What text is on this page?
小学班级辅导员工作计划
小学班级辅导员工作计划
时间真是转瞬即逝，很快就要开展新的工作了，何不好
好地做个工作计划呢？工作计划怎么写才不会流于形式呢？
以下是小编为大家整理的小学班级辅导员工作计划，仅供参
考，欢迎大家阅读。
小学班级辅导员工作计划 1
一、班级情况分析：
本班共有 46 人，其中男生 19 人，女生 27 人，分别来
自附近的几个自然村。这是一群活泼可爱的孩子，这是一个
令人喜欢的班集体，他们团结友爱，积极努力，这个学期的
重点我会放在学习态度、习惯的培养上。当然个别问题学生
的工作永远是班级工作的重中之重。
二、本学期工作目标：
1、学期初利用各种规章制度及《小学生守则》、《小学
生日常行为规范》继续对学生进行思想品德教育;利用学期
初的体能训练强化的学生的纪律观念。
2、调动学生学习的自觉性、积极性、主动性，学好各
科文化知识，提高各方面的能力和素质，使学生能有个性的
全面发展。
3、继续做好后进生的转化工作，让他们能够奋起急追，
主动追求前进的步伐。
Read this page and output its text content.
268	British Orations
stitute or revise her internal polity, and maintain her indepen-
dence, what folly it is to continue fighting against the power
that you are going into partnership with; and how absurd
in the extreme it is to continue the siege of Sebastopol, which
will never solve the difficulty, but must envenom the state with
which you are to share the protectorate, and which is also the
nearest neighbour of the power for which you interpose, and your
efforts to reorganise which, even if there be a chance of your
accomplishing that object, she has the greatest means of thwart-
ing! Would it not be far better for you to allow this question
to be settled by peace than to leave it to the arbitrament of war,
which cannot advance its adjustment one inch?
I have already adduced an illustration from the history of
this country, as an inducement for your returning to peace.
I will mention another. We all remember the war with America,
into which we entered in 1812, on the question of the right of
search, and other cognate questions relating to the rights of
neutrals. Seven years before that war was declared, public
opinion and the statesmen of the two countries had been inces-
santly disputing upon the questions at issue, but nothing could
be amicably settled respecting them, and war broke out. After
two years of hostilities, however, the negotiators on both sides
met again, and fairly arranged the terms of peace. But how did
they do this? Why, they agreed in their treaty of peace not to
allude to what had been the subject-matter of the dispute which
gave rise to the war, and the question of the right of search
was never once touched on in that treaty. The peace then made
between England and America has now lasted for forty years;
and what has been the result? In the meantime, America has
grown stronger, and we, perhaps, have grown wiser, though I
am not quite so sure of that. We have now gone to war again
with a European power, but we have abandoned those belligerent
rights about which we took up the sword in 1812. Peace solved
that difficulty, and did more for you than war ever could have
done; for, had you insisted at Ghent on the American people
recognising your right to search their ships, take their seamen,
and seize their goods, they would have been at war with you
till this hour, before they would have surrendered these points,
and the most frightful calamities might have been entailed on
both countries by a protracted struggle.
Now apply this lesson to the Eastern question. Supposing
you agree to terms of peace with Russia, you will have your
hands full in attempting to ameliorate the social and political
§
Problem to solve:
Return every record above exactly as it appears.

Response for this exercise:
What text is on this page?
小学班级辅导员工作计划
小学班级辅导员工作计划
时间真是转瞬即逝，很快就要开展新的工作了，何不好
好地做个工作计划呢？工作计划怎么写才不会流于形式呢？
以下是小编为大家整理的小学班级辅导员工作计划，仅供参
考，欢迎大家阅读。
小学班级辅导员工作计划 1
一、班级情况分析：
本班共有 46 人，其中男生 19 人，女生 27 人，分别来
自附近的几个自然村。这是一群活泼可爱的孩子，这是一个
令人喜欢的班集体，他们团结友爱，积极努力，这个学期的
重点我会放在学习态度、习惯的培养上。当然个别问题学生
的工作永远是班级工作的重中之重。
二、本学期工作目标：
1、学期初利用各种规章制度及《小学生守则》、《小学
生日常行为规范》继续对学生进行思想品德教育;利用学期
初的体能训练强化的学生的纪律观念。
2、调动学生学习的自觉性、积极性、主动性，学好各
科文化知识，提高各方面的能力和素质，使学生能有个性的
全面发展。
3、继续做好后进生的转化工作，让他们能够奋起急追，
主动追求前进的步伐。
Read this page and output its text content.
268	British Orations
stitute or revise her internal polity, and maintain her indepen-
dence, what folly it is to continue fighting against the power
that you are going into partnership with; and how absurd
in the extreme it is to continue the siege of Sebastopol, which
will never solve the difficulty, but must envenom the state with
which you are to share the protectorate, and which is also the
nearest neighbour of the power for which you interpose, and your
efforts to reorganise which, even if there be a chance of your
accomplishing that object, she has the greatest means of thwart-
ing! Would it not be far better for you to allow this question
to be settled by peace than to leave it to the arbitrament of war,
which cannot advance its adjustment one inch?
I have already adduced an illustration from the history of
this country, as an inducement for your returning to peace.
I will mention another. We all remember the war with America,
into which we entered in 1812, on the question of the right of
search, and other cognate questions relating to the rights of
neutrals. Seven years before that war was declared, public
opinion and the statesmen of the two countries had been inces-
santly disputing upon the questions at issue, but nothing could
be amicably settled respecting them, and war broke out. After
two years of hostilities, however, the negotiators on both sides
met again, and fairly arranged the terms of peace. But how did
they do this? Why, they agreed in their treaty of peace not to
allude to what had been the subject-matter of the dispute which
gave rise to the war, and the question of the right of search
was never once touched on in that treaty. The peace then made
between England and America has now lasted for forty years;
and what has been the result? In the meantime, America has
grown stronger, and we, perhaps, have grown wiser, though I
am not quite so sure of that. We have now gone to war again
with a European power, but we have abandoned those belligerent
rights about which we took up the sword in 1812. Peace solved
that difficulty, and did more for you than war ever could have
done; for, had you insisted at Ghent on the American people
recognising your right to search their ships, take their seamen,
and seize their goods, they would have been at war with you
till this hour, before they would have surrendered these points,
and the most frightful calamities might have been entailed on
both countries by a protracted struggle.
Now apply this lesson to the Eastern question. Supposing
you agree to terms of peace with Russia, you will have your
hands full in attempting to ameliorate the social and political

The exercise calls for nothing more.